DATA TO USE
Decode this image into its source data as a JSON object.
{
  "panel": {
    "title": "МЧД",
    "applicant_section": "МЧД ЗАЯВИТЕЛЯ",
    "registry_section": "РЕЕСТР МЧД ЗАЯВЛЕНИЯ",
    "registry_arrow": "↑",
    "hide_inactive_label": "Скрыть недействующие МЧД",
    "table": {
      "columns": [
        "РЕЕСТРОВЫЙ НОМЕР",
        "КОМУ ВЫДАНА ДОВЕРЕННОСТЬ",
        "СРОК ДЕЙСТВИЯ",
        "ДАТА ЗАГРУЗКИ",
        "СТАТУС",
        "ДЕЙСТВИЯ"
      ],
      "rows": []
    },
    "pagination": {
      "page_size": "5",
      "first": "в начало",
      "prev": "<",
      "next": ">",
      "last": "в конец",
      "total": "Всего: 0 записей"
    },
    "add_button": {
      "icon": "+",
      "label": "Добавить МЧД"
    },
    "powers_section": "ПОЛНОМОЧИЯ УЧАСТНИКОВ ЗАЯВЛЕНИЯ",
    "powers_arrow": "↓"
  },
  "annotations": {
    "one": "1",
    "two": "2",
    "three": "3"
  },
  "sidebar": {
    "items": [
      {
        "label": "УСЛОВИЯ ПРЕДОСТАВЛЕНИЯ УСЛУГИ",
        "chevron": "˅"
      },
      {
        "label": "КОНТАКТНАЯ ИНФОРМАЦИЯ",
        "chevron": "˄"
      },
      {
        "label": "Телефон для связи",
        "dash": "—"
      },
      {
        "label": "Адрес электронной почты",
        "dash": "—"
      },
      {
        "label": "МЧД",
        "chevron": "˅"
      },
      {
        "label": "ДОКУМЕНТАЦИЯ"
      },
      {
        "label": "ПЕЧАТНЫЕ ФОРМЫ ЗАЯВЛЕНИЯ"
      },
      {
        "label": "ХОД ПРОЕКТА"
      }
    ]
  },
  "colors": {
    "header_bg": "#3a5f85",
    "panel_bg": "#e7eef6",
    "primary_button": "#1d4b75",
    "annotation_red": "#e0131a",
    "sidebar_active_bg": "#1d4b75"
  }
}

WRITTEN REQUEST
The records above must be repeated exactly, every one of them.

RESULT FOR THIS TASK
Decode this image into its source data as a JSON object.
{
  "panel": {
    "title": "МЧД",
    "applicant_section": "МЧД ЗАЯВИТЕЛЯ",
    "registry_section": "РЕЕСТР МЧД ЗАЯВЛЕНИЯ",
    "registry_arrow": "↑",
    "hide_inactive_label": "Скрыть недействующие МЧД",
    "table": {
      "columns": [
        "РЕЕСТРОВЫЙ НОМЕР",
        "КОМУ ВЫДАНА ДОВЕРЕННОСТЬ",
        "СРОК ДЕЙСТВИЯ",
        "ДАТА ЗАГРУЗКИ",
        "СТАТУС",
        "ДЕЙСТВИЯ"
      ],
      "rows": []
    },
    "pagination": {
      "page_size": "5",
      "first": "в начало",
      "prev": "<",
      "next": ">",
      "last": "в конец",
      "total": "Всего: 0 записей"
    },
    "add_button": {
      "icon": "+",
      "label": "Добавить МЧД"
    },
    "powers_section": "ПОЛНОМОЧИЯ УЧАСТНИКОВ ЗАЯВЛЕНИЯ",
    "powers_arrow": "↓"
  },
  "annotations": {
    "one": "1",
    "two": "2",
    "three": "3"
  },
  "sidebar": {
    "items": [
      {
        "label": "УСЛОВИЯ ПРЕДОСТАВЛЕНИЯ УСЛУГИ",
        "chevron": "˅"
      },
      {
        "label": "КОНТАКТНАЯ ИНФОРМАЦИЯ",
        "chevron": "˄"
      },
      {
        "label": "Телефон для связи",
        "dash": "—"
      },
      {
        "label": "Адрес электронной почты",
        "dash": "—"
      },
      {
        "label": "МЧД",
        "chevron": "˅"
      },
      {
        "label": "ДОКУМЕНТАЦИЯ"
      },
      {
        "label": "ПЕЧАТНЫЕ ФОРМЫ ЗАЯВЛЕНИЯ"
      },
      {
        "label": "ХОД ПРОЕКТА"
      }
    ]
  },
  "colors": {
    "header_bg": "#3a5f85",
    "panel_bg": "#e7eef6",
    "primary_button": "#1d4b75",
    "annotation_red": "#e0131a",
    "sidebar_active_bg": "#1d4b75"
  }
}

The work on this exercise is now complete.